§ **GIVEN PROBLEM**: Write every record out again exactly as given.

§ **DATA LINES**:
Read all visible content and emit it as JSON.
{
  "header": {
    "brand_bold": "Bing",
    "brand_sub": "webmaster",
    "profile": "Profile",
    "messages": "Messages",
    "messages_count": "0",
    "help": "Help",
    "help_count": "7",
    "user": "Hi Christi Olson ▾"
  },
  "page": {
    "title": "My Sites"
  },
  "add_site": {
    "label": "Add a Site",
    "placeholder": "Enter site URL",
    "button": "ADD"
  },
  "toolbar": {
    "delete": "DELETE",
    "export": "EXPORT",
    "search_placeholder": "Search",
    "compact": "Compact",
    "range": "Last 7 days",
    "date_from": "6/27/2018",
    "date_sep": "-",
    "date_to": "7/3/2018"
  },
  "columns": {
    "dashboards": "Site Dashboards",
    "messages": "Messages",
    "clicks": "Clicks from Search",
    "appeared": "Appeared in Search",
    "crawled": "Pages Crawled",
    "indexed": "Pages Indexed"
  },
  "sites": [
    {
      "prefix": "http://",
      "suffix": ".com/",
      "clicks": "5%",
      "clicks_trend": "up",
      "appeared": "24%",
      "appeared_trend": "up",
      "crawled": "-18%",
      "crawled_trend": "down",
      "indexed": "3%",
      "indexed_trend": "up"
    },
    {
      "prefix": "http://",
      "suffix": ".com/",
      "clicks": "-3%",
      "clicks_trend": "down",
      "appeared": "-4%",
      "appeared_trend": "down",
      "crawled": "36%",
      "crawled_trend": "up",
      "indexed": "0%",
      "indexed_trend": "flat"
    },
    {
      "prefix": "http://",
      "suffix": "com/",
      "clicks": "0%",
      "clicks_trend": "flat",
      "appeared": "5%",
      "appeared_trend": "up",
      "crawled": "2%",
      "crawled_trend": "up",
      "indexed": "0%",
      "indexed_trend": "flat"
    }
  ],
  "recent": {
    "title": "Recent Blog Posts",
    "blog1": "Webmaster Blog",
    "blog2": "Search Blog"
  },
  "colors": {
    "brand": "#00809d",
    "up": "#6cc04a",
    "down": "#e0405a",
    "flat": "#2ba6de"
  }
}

§ **COMPLETE RESPONSE**:
Read all visible content and emit it as JSON.
{
  "header": {
    "brand_bold": "Bing",
    "brand_sub": "webmaster",
    "profile": "Profile",
    "messages": "Messages",
    "messages_count": "0",
    "help": "Help",
    "help_count": "7",
    "user": "Hi Christi Olson ▾"
  },
  "page": {
    "title": "My Sites"
  },
  "add_site": {
    "label": "Add a Site",
    "placeholder": "Enter site URL",
    "button": "ADD"
  },
  "toolbar": {
    "delete": "DELETE",
    "export": "EXPORT",
    "search_placeholder": "Search",
    "compact": "Compact",
    "range": "Last 7 days",
    "date_from": "6/27/2018",
    "date_sep": "-",
    "date_to": "7/3/2018"
  },
  "columns": {
    "dashboards": "Site Dashboards",
    "messages": "Messages",
    "clicks": "Clicks from Search",
    "appeared": "Appeared in Search",
    "crawled": "Pages Crawled",
    "indexed": "Pages Indexed"
  },
  "sites": [
    {
      "prefix": "http://",
      "suffix": ".com/",
      "clicks": "5%",
      "clicks_trend": "up",
      "appeared": "24%",
      "appeared_trend": "up",
      "crawled": "-18%",
      "crawled_trend": "down",
      "indexed": "3%",
      "indexed_trend": "up"
    },
    {
      "prefix": "http://",
      "suffix": ".com/",
      "clicks": "-3%",
      "clicks_trend": "down",
      "appeared": "-4%",
      "appeared_trend": "down",
      "crawled": "36%",
      "crawled_trend": "up",
      "indexed": "0%",
      "indexed_trend": "flat"
    },
    {
      "prefix": "http://",
      "suffix": "com/",
      "clicks": "0%",
      "clicks_trend": "flat",
      "appeared": "5%",
      "appeared_trend": "up",
      "crawled": "2%",
      "crawled_trend": "up",
      "indexed": "0%",
      "indexed_trend": "flat"
    }
  ],
  "recent": {
    "title": "Recent Blog Posts",
    "blog1": "Webmaster Blog",
    "blog2": "Search Blog"
  },
  "colors": {
    "brand": "#00809d",
    "up": "#6cc04a",
    "down": "#e0405a",
    "flat": "#2ba6de"
  }
}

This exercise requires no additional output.